EXERCISE DIRECTIONS
Keep only those lines of the records that include the string "excluding".

INFORMATION SUPPLIED
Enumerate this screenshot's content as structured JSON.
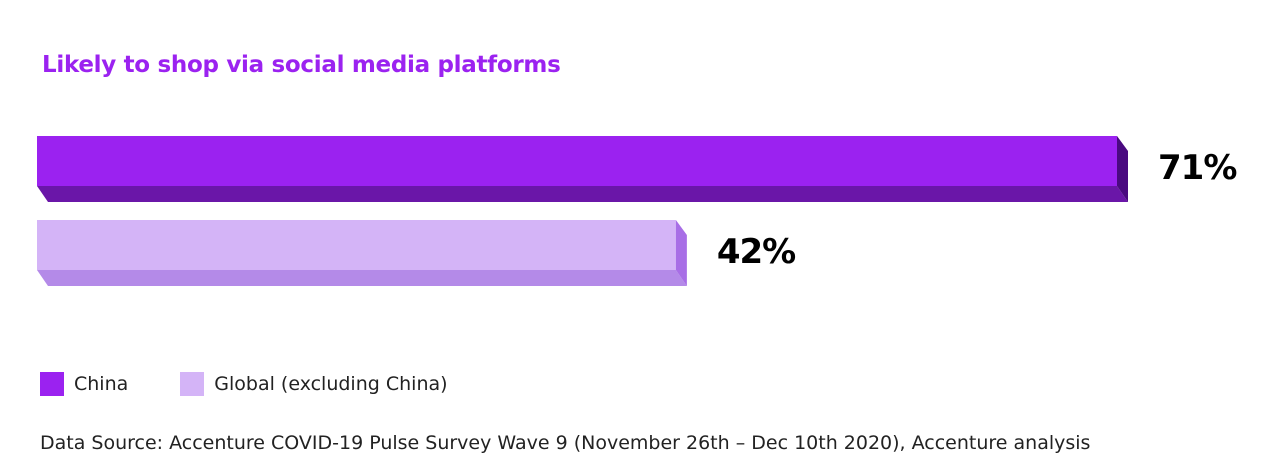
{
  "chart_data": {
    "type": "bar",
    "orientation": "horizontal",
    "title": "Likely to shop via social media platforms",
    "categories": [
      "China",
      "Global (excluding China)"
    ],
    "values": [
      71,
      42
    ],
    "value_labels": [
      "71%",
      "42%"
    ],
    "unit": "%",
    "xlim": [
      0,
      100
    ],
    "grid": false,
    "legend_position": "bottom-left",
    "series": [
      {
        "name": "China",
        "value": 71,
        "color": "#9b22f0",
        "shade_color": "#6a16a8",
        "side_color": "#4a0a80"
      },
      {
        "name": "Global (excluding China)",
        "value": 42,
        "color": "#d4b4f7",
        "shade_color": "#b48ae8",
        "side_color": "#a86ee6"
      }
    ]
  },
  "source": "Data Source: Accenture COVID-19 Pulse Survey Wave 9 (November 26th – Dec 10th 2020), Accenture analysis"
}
* * *
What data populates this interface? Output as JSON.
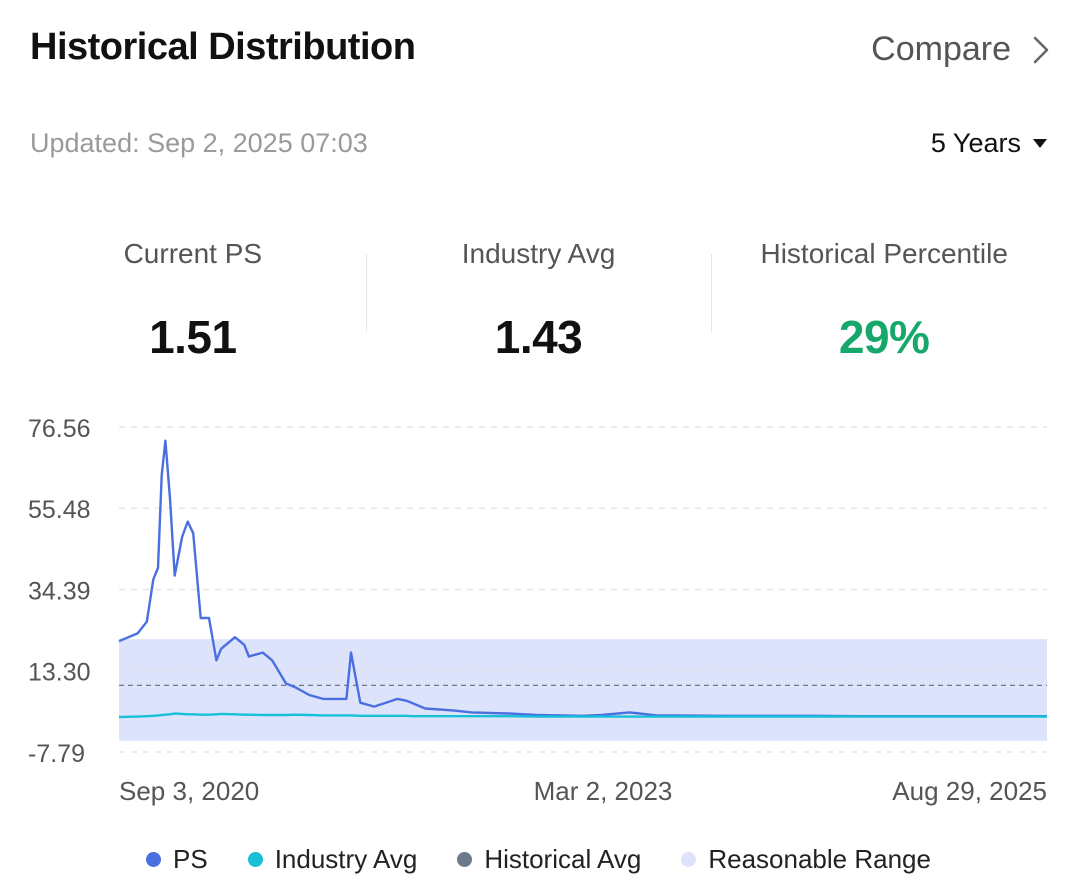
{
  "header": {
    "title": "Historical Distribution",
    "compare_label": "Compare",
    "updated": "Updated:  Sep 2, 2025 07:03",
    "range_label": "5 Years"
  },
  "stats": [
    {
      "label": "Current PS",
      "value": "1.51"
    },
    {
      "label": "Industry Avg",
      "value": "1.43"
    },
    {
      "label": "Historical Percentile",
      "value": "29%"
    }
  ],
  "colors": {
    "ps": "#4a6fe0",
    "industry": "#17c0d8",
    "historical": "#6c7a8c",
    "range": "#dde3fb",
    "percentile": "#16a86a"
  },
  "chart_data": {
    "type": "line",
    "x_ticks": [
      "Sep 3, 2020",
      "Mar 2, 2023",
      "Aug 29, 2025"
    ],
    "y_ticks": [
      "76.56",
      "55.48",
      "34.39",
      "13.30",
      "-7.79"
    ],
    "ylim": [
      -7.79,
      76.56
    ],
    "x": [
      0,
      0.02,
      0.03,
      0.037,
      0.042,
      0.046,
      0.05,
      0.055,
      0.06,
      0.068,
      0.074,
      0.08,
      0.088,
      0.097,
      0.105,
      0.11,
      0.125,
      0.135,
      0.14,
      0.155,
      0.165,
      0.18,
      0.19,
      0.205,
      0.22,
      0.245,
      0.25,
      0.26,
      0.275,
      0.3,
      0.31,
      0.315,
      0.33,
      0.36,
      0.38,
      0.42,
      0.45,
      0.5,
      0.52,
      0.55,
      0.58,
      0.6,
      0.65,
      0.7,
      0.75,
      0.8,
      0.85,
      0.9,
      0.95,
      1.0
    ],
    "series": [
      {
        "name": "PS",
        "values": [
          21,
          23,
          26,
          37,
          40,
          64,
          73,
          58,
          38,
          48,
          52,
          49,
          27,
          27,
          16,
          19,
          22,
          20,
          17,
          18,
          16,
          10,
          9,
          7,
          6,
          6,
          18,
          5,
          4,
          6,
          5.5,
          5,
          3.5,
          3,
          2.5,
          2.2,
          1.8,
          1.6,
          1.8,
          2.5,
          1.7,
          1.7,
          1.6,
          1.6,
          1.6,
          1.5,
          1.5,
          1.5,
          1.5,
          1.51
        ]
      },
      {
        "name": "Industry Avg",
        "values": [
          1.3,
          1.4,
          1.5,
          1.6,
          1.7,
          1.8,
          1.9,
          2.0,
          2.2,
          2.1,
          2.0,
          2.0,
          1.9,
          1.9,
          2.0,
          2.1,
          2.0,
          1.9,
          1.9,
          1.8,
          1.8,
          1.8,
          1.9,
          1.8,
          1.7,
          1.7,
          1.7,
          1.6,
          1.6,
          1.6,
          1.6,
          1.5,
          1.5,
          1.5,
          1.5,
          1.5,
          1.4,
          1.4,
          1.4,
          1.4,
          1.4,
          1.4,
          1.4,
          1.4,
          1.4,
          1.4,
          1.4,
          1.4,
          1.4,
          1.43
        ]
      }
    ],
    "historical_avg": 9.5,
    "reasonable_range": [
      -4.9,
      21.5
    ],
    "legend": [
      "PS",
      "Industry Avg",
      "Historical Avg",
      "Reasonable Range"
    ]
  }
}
==
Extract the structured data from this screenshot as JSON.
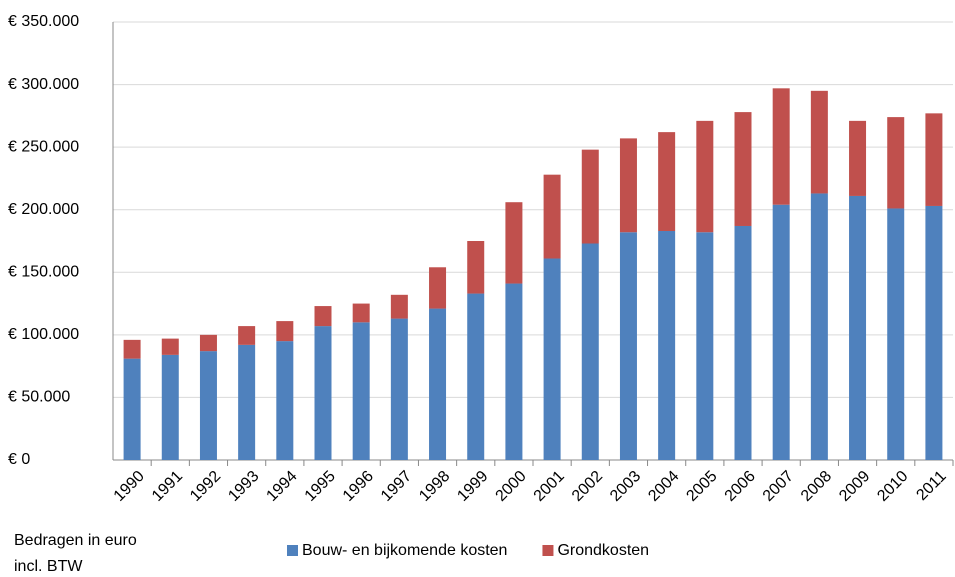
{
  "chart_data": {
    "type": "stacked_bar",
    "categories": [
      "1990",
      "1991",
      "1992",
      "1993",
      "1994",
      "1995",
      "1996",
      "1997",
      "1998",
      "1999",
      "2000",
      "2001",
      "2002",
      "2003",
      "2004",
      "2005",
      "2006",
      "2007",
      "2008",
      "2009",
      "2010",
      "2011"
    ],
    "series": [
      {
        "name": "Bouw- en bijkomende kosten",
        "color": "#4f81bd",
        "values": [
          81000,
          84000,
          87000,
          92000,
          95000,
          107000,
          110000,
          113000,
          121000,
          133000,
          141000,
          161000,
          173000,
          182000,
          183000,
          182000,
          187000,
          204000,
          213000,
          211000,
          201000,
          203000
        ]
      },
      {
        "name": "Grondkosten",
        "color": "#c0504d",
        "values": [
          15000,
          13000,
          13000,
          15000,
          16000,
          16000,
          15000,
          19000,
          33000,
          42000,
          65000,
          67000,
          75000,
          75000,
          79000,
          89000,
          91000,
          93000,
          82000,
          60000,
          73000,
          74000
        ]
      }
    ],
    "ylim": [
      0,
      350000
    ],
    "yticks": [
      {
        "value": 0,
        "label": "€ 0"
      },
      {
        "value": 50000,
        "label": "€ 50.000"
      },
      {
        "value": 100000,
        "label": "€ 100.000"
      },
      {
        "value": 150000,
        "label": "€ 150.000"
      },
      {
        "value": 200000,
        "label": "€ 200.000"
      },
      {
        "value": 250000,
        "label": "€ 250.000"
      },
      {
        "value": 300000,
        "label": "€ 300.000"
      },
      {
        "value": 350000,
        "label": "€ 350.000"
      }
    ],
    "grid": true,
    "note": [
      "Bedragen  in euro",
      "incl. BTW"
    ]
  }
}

EXERCISE SOLUTION
      "Global (excluding China)"
        "name": "Global (excluding China)",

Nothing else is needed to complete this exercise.